OBJECTIF A :: Traduisez en anglais cette phrase du texte sur le rituel d'intégration : « L'inspection générale de l'administration de l'Education nationale a été saisie. »

Angers: des étudiants brûlés lors d'un rituel d'intégration

Des étudiants parisiens. (photo d'illustration)

Des étudiants parisiens. (photo d'illustration) - Stéphane de Sakutin - AFP

Un rituel d'intégration réalisé chaque année à l'Ensam Angers a mal tourné, en octobre dernier, lorsque seize étudiants de première année se sont retrouvés brûlés et tatoués sur les bras. Une enquête a été ouverte.

Le rituel a mal tourné. Seize étudiants de première année à l'Ecole nationale supérieur des arts et métiers (Ensam) d'Angers ont été brûlés au cours d'un rituel d'intégration, en octobre dernier. Tous présentent des brûlures sur les bras, réalisées à l'aide de manches de cuillères chauffés à blanc, selon des faits rapportés par Le Monde. L'inspection générale de l'administration de l'Education nationale a été saisie.

"Illusion de tatouage"

OBJECTIF B :: Remplacez "power-cell" par "power-point" dans la liste, du début jusqu'à la ligne contenant "vel-cell <box>271 499 275 502</box>" incluse, et redonnez ces lignes sans rien changer d'autre.

LISTE ::
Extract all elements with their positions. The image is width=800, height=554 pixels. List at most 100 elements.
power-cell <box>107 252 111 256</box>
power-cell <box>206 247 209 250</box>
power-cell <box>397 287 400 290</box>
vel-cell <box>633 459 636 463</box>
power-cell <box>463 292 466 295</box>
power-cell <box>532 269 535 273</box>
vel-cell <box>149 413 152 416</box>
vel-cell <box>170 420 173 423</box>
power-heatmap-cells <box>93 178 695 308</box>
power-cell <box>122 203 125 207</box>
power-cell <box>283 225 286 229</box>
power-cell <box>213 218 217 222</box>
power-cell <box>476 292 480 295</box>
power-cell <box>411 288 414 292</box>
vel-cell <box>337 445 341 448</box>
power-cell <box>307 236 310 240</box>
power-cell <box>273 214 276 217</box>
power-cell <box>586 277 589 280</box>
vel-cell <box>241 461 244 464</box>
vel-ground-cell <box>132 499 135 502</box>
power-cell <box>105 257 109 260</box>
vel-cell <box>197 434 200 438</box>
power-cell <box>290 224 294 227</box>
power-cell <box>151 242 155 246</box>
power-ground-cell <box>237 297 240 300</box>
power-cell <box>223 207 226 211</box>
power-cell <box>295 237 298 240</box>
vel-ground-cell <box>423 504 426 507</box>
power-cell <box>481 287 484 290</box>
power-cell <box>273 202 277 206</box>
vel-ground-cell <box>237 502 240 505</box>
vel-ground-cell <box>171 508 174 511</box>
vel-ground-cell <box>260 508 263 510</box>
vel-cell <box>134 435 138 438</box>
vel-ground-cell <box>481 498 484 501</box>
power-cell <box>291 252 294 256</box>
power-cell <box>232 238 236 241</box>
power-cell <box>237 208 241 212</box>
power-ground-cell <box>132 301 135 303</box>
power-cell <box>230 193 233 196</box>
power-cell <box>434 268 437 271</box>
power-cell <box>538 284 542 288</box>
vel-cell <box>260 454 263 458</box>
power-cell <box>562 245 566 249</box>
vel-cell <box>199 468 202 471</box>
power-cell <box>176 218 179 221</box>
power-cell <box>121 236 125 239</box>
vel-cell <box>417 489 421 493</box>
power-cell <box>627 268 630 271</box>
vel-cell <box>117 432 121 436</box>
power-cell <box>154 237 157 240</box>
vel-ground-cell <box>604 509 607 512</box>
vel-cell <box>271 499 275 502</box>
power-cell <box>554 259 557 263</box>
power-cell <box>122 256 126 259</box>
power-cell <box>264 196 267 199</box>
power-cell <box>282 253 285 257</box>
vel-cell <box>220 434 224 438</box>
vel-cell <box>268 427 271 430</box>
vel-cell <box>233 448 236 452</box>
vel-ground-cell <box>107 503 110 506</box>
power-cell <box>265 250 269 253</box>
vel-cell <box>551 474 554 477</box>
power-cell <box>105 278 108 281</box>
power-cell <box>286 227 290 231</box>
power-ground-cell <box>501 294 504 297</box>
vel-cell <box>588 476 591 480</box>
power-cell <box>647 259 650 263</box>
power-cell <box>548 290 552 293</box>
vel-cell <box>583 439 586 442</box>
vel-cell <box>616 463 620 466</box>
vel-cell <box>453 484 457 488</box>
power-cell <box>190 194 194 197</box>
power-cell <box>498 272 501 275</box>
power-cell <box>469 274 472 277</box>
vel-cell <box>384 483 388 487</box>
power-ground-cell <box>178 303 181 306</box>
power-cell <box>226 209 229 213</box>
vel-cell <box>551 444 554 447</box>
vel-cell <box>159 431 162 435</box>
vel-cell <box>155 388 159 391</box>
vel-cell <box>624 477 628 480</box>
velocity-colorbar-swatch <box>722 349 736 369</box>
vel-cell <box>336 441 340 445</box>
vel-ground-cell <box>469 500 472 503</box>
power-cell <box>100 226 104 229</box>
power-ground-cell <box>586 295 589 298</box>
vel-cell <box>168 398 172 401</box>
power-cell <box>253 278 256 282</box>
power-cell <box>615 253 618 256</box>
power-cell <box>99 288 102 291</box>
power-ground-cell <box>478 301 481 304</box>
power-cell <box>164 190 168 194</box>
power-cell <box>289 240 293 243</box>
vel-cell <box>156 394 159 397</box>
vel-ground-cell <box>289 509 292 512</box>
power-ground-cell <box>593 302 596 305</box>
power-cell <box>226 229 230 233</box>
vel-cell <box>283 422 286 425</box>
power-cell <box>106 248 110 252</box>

RÉPONSE ATTENDUE A :: The General Inspectorate of National Education Administration has been called in.

RÉPONSE ATTENDUE B ::
Extract all elements with their positions. The image is width=800, height=554 pixels. List at most 100 elements.
power-point <box>107 252 111 256</box>
power-point <box>206 247 209 250</box>
power-point <box>397 287 400 290</box>
vel-cell <box>633 459 636 463</box>
power-point <box>463 292 466 295</box>
power-point <box>532 269 535 273</box>
vel-cell <box>149 413 152 416</box>
vel-cell <box>170 420 173 423</box>
power-heatmap-cells <box>93 178 695 308</box>
power-point <box>122 203 125 207</box>
power-point <box>283 225 286 229</box>
power-point <box>213 218 217 222</box>
power-point <box>476 292 480 295</box>
power-point <box>411 288 414 292</box>
vel-cell <box>337 445 341 448</box>
power-point <box>307 236 310 240</box>
power-point <box>273 214 276 217</box>
power-point <box>586 277 589 280</box>
vel-cell <box>241 461 244 464</box>
vel-ground-cell <box>132 499 135 502</box>
power-point <box>105 257 109 260</box>
vel-cell <box>197 434 200 438</box>
power-point <box>290 224 294 227</box>
power-point <box>151 242 155 246</box>
power-ground-cell <box>237 297 240 300</box>
power-point <box>223 207 226 211</box>
power-point <box>295 237 298 240</box>
vel-ground-cell <box>423 504 426 507</box>
power-point <box>481 287 484 290</box>
power-point <box>273 202 277 206</box>
vel-ground-cell <box>237 502 240 505</box>
vel-ground-cell <box>171 508 174 511</box>
vel-ground-cell <box>260 508 263 510</box>
vel-cell <box>134 435 138 438</box>
vel-ground-cell <box>481 498 484 501</box>
power-point <box>291 252 294 256</box>
power-point <box>232 238 236 241</box>
power-point <box>237 208 241 212</box>
power-ground-cell <box>132 301 135 303</box>
power-point <box>230 193 233 196</box>
power-point <box>434 268 437 271</box>
power-point <box>538 284 542 288</box>
vel-cell <box>260 454 263 458</box>
power-point <box>562 245 566 249</box>
vel-cell <box>199 468 202 471</box>
power-point <box>176 218 179 221</box>
power-point <box>121 236 125 239</box>
vel-cell <box>417 489 421 493</box>
power-point <box>627 268 630 271</box>
vel-cell <box>117 432 121 436</box>
power-point <box>154 237 157 240</box>
vel-ground-cell <box>604 509 607 512</box>
vel-cell <box>271 499 275 502</box>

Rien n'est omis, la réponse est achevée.